◆ Exercise task
Which lines of the records contain "Skriv"? Collect every one of them.
**** Record excerpts
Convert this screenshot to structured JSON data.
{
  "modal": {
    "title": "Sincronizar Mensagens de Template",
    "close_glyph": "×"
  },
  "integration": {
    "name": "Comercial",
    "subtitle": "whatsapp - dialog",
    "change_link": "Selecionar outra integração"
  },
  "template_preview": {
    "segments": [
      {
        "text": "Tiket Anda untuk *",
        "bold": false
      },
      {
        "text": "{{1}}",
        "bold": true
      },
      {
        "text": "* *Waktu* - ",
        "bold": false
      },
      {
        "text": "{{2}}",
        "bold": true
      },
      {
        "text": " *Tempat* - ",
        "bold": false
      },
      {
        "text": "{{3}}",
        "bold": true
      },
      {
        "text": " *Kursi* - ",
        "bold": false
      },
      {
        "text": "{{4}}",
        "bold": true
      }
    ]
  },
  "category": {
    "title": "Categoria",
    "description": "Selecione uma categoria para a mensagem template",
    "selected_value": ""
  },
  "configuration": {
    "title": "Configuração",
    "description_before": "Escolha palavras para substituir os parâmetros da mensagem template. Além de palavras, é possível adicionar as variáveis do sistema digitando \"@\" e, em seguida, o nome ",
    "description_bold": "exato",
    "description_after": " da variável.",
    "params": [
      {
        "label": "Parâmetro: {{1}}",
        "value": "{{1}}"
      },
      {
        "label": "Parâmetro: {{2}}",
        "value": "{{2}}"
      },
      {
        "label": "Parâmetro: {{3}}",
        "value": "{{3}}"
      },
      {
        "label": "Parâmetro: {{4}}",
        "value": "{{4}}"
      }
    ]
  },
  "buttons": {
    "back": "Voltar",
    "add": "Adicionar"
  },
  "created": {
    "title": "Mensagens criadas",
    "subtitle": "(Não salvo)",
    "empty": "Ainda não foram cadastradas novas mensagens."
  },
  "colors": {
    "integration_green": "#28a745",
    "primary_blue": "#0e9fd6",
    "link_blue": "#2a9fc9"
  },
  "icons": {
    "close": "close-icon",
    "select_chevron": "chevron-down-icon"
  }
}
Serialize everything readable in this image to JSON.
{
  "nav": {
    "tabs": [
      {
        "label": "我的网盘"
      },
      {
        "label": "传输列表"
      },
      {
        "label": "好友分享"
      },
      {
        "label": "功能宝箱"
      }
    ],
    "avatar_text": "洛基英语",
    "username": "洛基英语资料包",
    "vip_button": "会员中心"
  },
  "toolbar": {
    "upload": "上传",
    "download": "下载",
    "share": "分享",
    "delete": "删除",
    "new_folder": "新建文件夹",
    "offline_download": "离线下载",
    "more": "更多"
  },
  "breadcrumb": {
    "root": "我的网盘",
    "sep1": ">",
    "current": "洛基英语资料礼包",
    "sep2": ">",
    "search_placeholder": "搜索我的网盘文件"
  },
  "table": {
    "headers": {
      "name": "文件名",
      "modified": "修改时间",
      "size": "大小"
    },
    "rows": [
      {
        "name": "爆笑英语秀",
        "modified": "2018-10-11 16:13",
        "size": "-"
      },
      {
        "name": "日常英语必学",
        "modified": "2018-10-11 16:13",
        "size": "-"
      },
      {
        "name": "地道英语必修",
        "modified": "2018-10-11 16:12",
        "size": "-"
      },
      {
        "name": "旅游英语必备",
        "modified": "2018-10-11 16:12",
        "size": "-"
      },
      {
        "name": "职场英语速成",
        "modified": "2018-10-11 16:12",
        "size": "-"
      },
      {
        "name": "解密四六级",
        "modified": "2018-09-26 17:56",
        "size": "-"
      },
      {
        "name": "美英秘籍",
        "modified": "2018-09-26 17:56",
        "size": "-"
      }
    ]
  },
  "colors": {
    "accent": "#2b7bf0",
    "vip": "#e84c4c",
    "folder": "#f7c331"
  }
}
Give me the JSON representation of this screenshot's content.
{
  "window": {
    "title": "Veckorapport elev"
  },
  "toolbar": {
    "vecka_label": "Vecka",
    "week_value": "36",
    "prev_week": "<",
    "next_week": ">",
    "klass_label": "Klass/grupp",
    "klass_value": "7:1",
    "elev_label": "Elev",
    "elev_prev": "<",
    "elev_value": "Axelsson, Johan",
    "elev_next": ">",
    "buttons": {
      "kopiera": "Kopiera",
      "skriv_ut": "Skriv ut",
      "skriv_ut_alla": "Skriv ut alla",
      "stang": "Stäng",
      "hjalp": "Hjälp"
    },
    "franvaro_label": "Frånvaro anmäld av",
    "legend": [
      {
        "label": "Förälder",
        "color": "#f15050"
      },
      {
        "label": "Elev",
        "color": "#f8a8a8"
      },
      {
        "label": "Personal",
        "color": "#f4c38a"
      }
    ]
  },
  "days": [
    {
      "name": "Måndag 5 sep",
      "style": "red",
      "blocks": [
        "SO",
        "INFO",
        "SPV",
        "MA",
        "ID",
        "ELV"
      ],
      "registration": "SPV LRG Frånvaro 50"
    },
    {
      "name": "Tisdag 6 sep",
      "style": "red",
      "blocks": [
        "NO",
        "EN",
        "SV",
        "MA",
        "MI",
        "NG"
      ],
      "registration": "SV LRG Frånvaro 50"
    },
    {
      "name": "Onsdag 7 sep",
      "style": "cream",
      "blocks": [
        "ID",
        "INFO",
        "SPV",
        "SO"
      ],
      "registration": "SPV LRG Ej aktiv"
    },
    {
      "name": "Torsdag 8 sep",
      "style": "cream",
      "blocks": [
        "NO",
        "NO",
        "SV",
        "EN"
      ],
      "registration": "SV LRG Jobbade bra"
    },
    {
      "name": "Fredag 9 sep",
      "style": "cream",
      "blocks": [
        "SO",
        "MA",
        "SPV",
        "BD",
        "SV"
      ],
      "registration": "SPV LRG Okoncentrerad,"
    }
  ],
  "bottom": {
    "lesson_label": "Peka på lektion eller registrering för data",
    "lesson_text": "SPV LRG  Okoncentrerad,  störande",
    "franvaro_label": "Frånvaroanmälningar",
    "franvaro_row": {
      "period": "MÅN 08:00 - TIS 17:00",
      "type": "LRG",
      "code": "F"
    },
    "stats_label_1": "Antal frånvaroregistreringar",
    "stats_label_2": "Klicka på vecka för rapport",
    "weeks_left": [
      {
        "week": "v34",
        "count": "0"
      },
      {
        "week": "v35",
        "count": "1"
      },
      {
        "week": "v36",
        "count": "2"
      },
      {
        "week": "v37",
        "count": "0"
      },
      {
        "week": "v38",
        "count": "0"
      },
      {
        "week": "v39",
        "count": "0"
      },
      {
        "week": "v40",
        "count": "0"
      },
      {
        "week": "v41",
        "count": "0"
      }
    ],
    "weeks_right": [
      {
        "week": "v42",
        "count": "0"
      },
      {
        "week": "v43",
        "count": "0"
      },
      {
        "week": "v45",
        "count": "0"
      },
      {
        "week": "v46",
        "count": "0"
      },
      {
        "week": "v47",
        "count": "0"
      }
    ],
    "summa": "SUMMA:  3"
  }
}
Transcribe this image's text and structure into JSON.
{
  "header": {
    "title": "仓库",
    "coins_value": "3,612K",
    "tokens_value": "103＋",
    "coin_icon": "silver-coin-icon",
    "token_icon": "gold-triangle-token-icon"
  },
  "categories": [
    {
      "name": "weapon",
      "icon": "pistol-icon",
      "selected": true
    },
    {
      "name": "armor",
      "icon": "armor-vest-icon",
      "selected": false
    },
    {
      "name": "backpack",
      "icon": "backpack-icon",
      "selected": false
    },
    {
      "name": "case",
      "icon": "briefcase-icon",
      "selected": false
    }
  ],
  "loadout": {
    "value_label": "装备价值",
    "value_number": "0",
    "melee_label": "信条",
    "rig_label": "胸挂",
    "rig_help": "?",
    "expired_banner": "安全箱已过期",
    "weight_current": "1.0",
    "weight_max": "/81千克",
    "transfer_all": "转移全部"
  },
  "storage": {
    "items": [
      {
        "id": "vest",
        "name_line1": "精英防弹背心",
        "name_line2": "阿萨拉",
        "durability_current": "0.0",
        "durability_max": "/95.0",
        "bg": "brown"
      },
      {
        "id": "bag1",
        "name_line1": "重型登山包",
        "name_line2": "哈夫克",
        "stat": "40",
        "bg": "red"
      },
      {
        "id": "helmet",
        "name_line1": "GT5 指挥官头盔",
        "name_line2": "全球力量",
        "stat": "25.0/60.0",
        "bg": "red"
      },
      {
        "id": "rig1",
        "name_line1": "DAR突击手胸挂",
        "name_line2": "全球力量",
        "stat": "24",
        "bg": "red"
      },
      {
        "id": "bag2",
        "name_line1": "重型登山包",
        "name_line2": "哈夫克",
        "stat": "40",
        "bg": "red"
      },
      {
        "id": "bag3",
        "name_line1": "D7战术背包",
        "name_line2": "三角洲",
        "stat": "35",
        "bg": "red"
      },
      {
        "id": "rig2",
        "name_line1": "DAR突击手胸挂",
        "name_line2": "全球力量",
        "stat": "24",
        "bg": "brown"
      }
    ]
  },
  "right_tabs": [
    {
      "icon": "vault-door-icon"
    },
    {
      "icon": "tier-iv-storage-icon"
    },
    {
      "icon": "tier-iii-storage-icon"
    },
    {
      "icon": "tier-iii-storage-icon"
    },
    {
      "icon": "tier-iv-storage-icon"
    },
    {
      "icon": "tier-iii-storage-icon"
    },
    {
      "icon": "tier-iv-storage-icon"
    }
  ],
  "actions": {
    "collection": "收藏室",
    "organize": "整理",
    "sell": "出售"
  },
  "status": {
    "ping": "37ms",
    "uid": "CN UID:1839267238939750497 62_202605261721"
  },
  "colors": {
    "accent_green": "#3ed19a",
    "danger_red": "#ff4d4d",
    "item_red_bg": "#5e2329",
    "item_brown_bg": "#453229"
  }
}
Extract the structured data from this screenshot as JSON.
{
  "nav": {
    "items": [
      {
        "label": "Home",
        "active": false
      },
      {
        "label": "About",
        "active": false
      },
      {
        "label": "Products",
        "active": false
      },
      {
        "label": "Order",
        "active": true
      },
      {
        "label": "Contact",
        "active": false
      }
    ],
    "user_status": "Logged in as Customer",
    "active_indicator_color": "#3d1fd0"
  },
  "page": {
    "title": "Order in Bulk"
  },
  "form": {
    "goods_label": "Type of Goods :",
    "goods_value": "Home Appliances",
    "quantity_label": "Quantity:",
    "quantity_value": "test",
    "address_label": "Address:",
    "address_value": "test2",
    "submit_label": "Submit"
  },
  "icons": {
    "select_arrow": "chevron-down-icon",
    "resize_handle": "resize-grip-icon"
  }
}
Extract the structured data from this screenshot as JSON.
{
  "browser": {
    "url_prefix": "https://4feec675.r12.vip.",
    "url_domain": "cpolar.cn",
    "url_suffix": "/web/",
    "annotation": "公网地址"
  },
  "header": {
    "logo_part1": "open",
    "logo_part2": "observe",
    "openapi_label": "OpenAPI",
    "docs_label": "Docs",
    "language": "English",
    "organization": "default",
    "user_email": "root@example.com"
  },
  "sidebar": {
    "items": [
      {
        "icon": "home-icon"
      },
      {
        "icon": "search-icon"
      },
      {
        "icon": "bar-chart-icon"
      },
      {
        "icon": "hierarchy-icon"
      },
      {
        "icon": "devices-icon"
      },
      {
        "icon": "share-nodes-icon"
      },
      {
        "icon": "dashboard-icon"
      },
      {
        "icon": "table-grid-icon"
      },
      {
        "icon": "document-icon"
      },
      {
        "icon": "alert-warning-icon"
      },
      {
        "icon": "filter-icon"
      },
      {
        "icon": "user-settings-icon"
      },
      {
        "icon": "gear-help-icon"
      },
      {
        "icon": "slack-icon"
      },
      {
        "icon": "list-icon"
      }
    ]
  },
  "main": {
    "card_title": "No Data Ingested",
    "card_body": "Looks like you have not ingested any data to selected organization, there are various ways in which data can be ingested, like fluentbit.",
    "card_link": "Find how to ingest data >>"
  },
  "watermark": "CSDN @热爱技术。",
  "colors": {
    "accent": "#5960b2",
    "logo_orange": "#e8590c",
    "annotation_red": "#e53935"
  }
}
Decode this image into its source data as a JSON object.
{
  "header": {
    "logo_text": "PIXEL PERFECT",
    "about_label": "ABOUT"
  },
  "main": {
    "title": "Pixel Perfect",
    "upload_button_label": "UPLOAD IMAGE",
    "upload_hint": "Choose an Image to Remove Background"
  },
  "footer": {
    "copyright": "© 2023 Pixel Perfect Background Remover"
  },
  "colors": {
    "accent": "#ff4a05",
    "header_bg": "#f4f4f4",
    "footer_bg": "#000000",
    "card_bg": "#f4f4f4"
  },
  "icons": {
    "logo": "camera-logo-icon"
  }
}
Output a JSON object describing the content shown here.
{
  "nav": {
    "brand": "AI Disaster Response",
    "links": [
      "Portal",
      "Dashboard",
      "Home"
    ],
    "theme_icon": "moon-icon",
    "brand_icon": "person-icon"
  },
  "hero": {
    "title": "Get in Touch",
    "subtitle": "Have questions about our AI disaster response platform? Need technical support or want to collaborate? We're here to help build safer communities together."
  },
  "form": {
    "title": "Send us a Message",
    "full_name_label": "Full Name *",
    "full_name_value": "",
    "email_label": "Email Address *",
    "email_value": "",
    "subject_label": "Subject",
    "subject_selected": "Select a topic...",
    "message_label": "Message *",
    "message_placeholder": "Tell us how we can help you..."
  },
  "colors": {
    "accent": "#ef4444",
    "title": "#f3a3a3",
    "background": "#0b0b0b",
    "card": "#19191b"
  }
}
********
◆ Task result
      "skriv_ut": "Skriv ut",
      "skriv_ut_alla": "Skriv ut alla",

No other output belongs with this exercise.